* WHAT YOU ARE ASKED TO DO:
Take each line that has the word "alfa" and return it.
**** SUPPLIED RECORDS
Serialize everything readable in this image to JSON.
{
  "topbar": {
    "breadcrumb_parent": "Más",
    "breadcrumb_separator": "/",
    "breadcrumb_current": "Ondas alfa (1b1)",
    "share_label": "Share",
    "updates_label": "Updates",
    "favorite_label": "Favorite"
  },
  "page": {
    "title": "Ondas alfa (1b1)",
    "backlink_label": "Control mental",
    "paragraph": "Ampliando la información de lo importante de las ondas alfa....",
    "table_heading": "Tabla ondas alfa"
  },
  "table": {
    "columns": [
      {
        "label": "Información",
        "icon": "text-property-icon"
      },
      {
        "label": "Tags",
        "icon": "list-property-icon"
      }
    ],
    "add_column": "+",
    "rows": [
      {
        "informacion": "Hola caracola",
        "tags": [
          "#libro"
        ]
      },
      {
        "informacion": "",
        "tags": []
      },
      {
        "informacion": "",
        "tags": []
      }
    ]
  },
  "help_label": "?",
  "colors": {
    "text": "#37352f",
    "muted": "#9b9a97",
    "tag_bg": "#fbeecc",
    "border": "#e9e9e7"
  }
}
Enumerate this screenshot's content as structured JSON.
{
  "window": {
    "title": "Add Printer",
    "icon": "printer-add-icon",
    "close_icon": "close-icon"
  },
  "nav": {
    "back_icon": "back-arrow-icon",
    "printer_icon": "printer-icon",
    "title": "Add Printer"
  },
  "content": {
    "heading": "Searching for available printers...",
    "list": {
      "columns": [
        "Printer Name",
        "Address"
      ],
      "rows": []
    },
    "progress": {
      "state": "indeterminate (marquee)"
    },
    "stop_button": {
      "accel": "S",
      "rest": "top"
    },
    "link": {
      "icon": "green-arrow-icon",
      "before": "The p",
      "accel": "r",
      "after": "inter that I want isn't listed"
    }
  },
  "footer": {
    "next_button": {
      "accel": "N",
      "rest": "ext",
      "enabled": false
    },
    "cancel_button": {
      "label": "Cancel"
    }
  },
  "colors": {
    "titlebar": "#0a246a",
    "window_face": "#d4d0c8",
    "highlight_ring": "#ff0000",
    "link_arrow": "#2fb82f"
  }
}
********
* THE SOLUTION:
    "breadcrumb_current": "Ondas alfa (1b1)",
    "title": "Ondas alfa (1b1)",
    "paragraph": "Ampliando la información de lo importante de las ondas alfa....",
    "table_heading": "Tabla ondas alfa"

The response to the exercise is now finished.